▶ _Prompt_
Your task is to repeat all of the data exactly while excluding the pictures.

▶ _Dataset entries_
────────────────────────────────────────
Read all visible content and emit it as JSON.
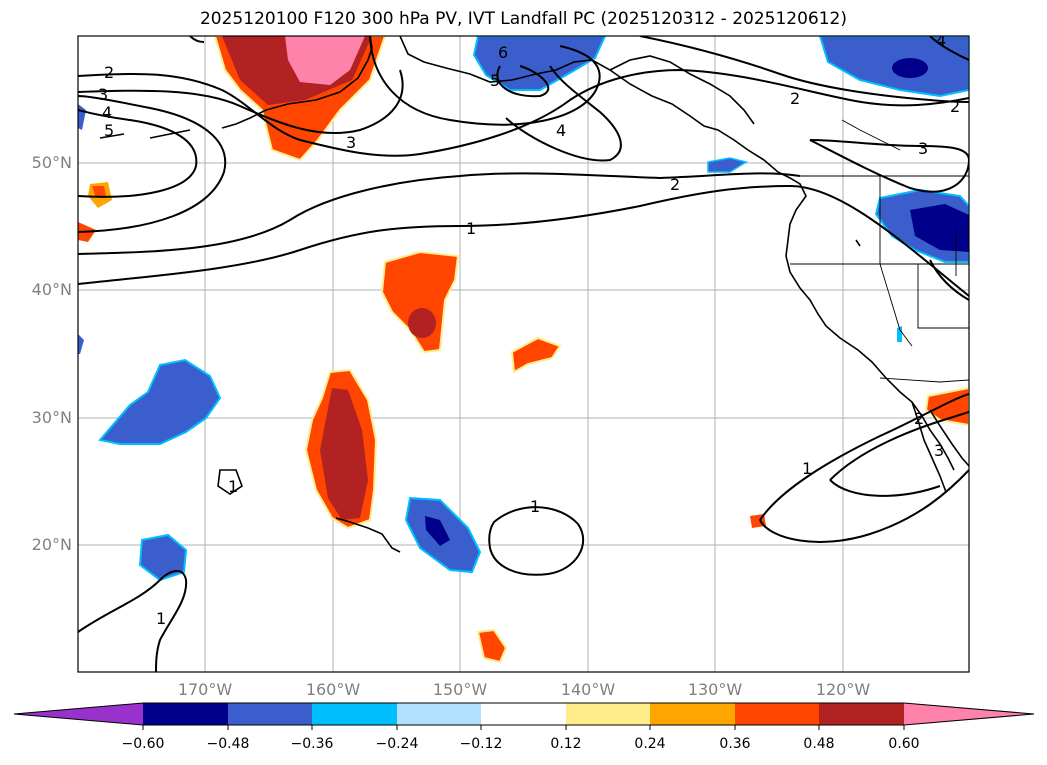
{
  "title": "2025120100 F120 300 hPa PV, IVT Landfall PC (2025120312 - 2025120612)",
  "lat_labels": [
    "50°N",
    "40°N",
    "30°N",
    "20°N"
  ],
  "lon_labels": [
    "170°W",
    "160°W",
    "150°W",
    "140°W",
    "130°W",
    "120°W"
  ],
  "contour_labels": [
    "1",
    "2",
    "3",
    "4",
    "5",
    "6"
  ],
  "colorbar": {
    "ticks": [
      "−0.60",
      "−0.48",
      "−0.36",
      "−0.24",
      "−0.12",
      "0.12",
      "0.24",
      "0.36",
      "0.48",
      "0.60"
    ],
    "colors": [
      "#9932cc",
      "#00008b",
      "#3a5fcd",
      "#00bfff",
      "#b0e2ff",
      "#ffffff",
      "#ffec8b",
      "#ffa500",
      "#ff4500",
      "#b22222",
      "#ff82ab"
    ]
  }
}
────────────────────────────────────────
▶ _Response to the task_
Read all visible content and emit it as JSON.
{
  "title": "2025120100 F120 300 hPa PV, IVT Landfall PC (2025120312 - 2025120612)",
  "lat_labels": [
    "50°N",
    "40°N",
    "30°N",
    "20°N"
  ],
  "lon_labels": [
    "170°W",
    "160°W",
    "150°W",
    "140°W",
    "130°W",
    "120°W"
  ],
  "contour_labels": [
    "1",
    "2",
    "3",
    "4",
    "5",
    "6"
  ],
  "colorbar": {
    "ticks": [
      "−0.60",
      "−0.48",
      "−0.36",
      "−0.24",
      "−0.12",
      "0.12",
      "0.24",
      "0.36",
      "0.48",
      "0.60"
    ],
    "colors": [
      "#9932cc",
      "#00008b",
      "#3a5fcd",
      "#00bfff",
      "#b0e2ff",
      "#ffffff",
      "#ffec8b",
      "#ffa500",
      "#ff4500",
      "#b22222",
      "#ff82ab"
    ]
  }
}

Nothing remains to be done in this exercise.